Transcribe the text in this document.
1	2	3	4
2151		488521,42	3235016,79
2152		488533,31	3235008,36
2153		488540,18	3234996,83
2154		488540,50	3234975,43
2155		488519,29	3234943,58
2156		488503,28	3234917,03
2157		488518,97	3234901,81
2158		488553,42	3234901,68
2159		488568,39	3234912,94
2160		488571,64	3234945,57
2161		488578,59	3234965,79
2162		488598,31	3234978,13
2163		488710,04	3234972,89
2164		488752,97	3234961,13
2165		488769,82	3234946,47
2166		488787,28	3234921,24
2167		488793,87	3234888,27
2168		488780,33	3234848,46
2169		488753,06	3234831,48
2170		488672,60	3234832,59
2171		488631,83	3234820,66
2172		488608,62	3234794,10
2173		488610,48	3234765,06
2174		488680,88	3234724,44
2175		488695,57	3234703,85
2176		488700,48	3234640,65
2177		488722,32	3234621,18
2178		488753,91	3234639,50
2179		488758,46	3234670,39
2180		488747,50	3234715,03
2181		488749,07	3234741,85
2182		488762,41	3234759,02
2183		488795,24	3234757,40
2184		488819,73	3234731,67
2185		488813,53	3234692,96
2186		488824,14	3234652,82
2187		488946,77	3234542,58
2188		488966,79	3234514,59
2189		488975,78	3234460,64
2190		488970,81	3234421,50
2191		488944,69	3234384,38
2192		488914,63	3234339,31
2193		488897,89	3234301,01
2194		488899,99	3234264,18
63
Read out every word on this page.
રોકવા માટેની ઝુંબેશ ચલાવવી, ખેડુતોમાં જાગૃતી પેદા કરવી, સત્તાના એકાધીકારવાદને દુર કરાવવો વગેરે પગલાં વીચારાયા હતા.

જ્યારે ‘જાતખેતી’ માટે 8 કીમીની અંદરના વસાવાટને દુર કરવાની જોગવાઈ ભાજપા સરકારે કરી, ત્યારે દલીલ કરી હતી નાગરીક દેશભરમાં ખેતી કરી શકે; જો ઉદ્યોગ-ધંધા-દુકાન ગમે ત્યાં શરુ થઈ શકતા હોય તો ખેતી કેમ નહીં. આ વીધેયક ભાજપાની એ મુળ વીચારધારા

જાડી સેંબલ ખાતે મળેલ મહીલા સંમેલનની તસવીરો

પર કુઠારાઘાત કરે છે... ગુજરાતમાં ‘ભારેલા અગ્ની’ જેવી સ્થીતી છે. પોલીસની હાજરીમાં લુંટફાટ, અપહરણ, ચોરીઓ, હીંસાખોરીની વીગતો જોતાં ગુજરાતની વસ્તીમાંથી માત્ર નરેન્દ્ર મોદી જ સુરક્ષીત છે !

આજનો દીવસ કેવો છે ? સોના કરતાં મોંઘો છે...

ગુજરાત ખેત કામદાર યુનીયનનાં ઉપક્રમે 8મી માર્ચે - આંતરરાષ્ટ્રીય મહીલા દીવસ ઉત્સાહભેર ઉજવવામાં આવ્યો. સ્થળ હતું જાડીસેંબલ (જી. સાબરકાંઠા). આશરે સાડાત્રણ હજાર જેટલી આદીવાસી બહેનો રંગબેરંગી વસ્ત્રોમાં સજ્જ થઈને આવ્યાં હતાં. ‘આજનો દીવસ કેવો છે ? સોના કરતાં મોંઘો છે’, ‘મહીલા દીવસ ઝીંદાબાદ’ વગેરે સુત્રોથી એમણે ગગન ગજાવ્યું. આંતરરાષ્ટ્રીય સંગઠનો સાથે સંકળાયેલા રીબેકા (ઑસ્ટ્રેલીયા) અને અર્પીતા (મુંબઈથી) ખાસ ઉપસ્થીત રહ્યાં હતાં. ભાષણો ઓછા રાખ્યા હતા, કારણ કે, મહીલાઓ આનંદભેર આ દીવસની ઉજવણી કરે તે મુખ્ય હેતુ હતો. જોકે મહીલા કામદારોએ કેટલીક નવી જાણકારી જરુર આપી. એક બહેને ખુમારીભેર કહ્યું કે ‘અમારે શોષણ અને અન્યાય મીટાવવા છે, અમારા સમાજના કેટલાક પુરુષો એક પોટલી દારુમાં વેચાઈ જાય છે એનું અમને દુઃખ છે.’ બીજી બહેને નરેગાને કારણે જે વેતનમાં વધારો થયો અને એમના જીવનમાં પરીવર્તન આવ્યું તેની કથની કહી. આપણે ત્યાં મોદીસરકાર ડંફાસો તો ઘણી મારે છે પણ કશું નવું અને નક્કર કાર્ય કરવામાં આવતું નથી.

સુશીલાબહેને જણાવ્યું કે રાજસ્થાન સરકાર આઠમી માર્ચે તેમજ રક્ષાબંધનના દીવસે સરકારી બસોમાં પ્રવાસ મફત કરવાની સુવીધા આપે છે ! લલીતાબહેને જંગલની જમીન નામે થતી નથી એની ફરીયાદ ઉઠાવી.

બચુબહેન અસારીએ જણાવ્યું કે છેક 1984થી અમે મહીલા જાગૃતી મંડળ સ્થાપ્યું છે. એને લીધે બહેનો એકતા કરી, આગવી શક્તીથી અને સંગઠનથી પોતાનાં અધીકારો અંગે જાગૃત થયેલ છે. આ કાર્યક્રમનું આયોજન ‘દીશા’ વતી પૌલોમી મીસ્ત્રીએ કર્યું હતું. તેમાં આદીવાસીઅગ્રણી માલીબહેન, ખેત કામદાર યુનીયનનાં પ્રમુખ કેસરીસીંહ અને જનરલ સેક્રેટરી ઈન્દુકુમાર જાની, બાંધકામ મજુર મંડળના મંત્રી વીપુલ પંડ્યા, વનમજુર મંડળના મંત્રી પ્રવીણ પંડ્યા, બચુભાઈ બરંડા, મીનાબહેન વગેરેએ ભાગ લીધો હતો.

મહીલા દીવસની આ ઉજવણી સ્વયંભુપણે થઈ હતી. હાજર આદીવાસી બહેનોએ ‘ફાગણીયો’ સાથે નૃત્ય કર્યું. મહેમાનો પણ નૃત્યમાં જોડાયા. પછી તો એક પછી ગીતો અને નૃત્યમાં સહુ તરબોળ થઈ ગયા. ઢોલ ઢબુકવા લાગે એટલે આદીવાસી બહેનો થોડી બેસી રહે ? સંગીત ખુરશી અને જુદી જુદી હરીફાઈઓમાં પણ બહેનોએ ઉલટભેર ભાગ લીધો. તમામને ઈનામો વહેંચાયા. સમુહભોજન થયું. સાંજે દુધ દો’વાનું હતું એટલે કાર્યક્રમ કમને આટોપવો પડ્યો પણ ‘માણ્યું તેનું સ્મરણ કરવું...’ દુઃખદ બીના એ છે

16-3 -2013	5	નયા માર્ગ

Exercise details: Output all of the data above without any alteration.

Task response:
Transcribe the text in this document.
1	2	3	4
2151		488521,42	3235016,79
2152		488533,31	3235008,36
2153		488540,18	3234996,83
2154		488540,50	3234975,43
2155		488519,29	3234943,58
2156		488503,28	3234917,03
2157		488518,97	3234901,81
2158		488553,42	3234901,68
2159		488568,39	3234912,94
2160		488571,64	3234945,57
2161		488578,59	3234965,79
2162		488598,31	3234978,13
2163		488710,04	3234972,89
2164		488752,97	3234961,13
2165		488769,82	3234946,47
2166		488787,28	3234921,24
2167		488793,87	3234888,27
2168		488780,33	3234848,46
2169		488753,06	3234831,48
2170		488672,60	3234832,59
2171		488631,83	3234820,66
2172		488608,62	3234794,10
2173		488610,48	3234765,06
2174		488680,88	3234724,44
2175		488695,57	3234703,85
2176		488700,48	3234640,65
2177		488722,32	3234621,18
2178		488753,91	3234639,50
2179		488758,46	3234670,39
2180		488747,50	3234715,03
2181		488749,07	3234741,85
2182		488762,41	3234759,02
2183		488795,24	3234757,40
2184		488819,73	3234731,67
2185		488813,53	3234692,96
2186		488824,14	3234652,82
2187		488946,77	3234542,58
2188		488966,79	3234514,59
2189		488975,78	3234460,64
2190		488970,81	3234421,50
2191		488944,69	3234384,38
2192		488914,63	3234339,31
2193		488897,89	3234301,01
2194		488899,99	3234264,18
63
Read out every word on this page.
રોકવા માટેની ઝુંબેશ ચલાવવી, ખેડુતોમાં જાગૃતી પેદા કરવી, સત્તાના એકાધીકારવાદને દુર કરાવવો વગેરે પગલાં વીચારાયા હતા.

જ્યારે ‘જાતખેતી’ માટે 8 કીમીની અંદરના વસાવાટને દુર કરવાની જોગવાઈ ભાજપા સરકારે કરી, ત્યારે દલીલ કરી હતી નાગરીક દેશભરમાં ખેતી કરી શકે; જો ઉદ્યોગ-ધંધા-દુકાન ગમે ત્યાં શરુ થઈ શકતા હોય તો ખેતી કેમ નહીં. આ વીધેયક ભાજપાની એ મુળ વીચારધારા

જાડી સેંબલ ખાતે મળેલ મહીલા સંમેલનની તસવીરો

પર કુઠારાઘાત કરે છે... ગુજરાતમાં ‘ભારેલા અગ્ની’ જેવી સ્થીતી છે. પોલીસની હાજરીમાં લુંટફાટ, અપહરણ, ચોરીઓ, હીંસાખોરીની વીગતો જોતાં ગુજરાતની વસ્તીમાંથી માત્ર નરેન્દ્ર મોદી જ સુરક્ષીત છે !

આજનો દીવસ કેવો છે ? સોના કરતાં મોંઘો છે...

ગુજરાત ખેત કામદાર યુનીયનનાં ઉપક્રમે 8મી માર્ચે - આંતરરાષ્ટ્રીય મહીલા દીવસ ઉત્સાહભેર ઉજવવામાં આવ્યો. સ્થળ હતું જાડીસેંબલ (જી. સાબરકાંઠા). આશરે સાડાત્રણ હજાર જેટલી આદીવાસી બહેનો રંગબેરંગી વસ્ત્રોમાં સજ્જ થઈને આવ્યાં હતાં. ‘આજનો દીવસ કેવો છે ? સોના કરતાં મોંઘો છે’, ‘મહીલા દીવસ ઝીંદાબાદ’ વગેરે સુત્રોથી એમણે ગગન ગજાવ્યું. આંતરરાષ્ટ્રીય સંગઠનો સાથે સંકળાયેલા રીબેકા (ઑસ્ટ્રેલીયા) અને અર્પીતા (મુંબઈથી) ખાસ ઉપસ્થીત રહ્યાં હતાં. ભાષણો ઓછા રાખ્યા હતા, કારણ કે, મહીલાઓ આનંદભેર આ દીવસની ઉજવણી કરે તે મુખ્ય હેતુ હતો. જોકે મહીલા કામદારોએ કેટલીક નવી જાણકારી જરુર આપી. એક બહેને ખુમારીભેર કહ્યું કે ‘અમારે શોષણ અને અન્યાય મીટાવવા છે, અમારા સમાજના કેટલાક પુરુષો એક પોટલી દારુમાં વેચાઈ જાય છે એનું અમને દુઃખ છે.’ બીજી બહેને નરેગાને કારણે જે વેતનમાં વધારો થયો અને એમના જીવનમાં પરીવર્તન આવ્યું તેની કથની કહી. આપણે ત્યાં મોદીસરકાર ડંફાસો તો ઘણી મારે છે પણ કશું નવું અને નક્કર કાર્ય કરવામાં આવતું નથી.

સુશીલાબહેને જણાવ્યું કે રાજસ્થાન સરકાર આઠમી માર્ચે તેમજ રક્ષાબંધનના દીવસે સરકારી બસોમાં પ્રવાસ મફત કરવાની સુવીધા આપે છે ! લલીતાબહેને જંગલની જમીન નામે થતી નથી એની ફરીયાદ ઉઠાવી.

બચુબહેન અસારીએ જણાવ્યું કે છેક 1984થી અમે મહીલા જાગૃતી મંડળ સ્થાપ્યું છે. એને લીધે બહેનો એકતા કરી, આગવી શક્તીથી અને સંગઠનથી પોતાનાં અધીકારો અંગે જાગૃત થયેલ છે. આ કાર્યક્રમનું આયોજન ‘દીશા’ વતી પૌલોમી મીસ્ત્રીએ કર્યું હતું. તેમાં આદીવાસીઅગ્રણી માલીબહેન, ખેત કામદાર યુનીયનનાં પ્રમુખ કેસરીસીંહ અને જનરલ સેક્રેટરી ઈન્દુકુમાર જાની, બાંધકામ મજુર મંડળના મંત્રી વીપુલ પંડ્યા, વનમજુર મંડળના મંત્રી પ્રવીણ પંડ્યા, બચુભાઈ બરંડા, મીનાબહેન વગેરેએ ભાગ લીધો હતો.

મહીલા દીવસની આ ઉજવણી સ્વયંભુપણે થઈ હતી. હાજર આદીવાસી બહેનોએ ‘ફાગણીયો’ સાથે નૃત્ય કર્યું. મહેમાનો પણ નૃત્યમાં જોડાયા. પછી તો એક પછી ગીતો અને નૃત્યમાં સહુ તરબોળ થઈ ગયા. ઢોલ ઢબુકવા લાગે એટલે આદીવાસી બહેનો થોડી બેસી રહે ? સંગીત ખુરશી અને જુદી જુદી હરીફાઈઓમાં પણ બહેનોએ ઉલટભેર ભાગ લીધો. તમામને ઈનામો વહેંચાયા. સમુહભોજન થયું. સાંજે દુધ દો’વાનું હતું એટલે કાર્યક્રમ કમને આટોપવો પડ્યો પણ ‘માણ્યું તેનું સ્મરણ કરવું...’ દુઃખદ બીના એ છે

16-3 -2013	5	નયા માર્ગ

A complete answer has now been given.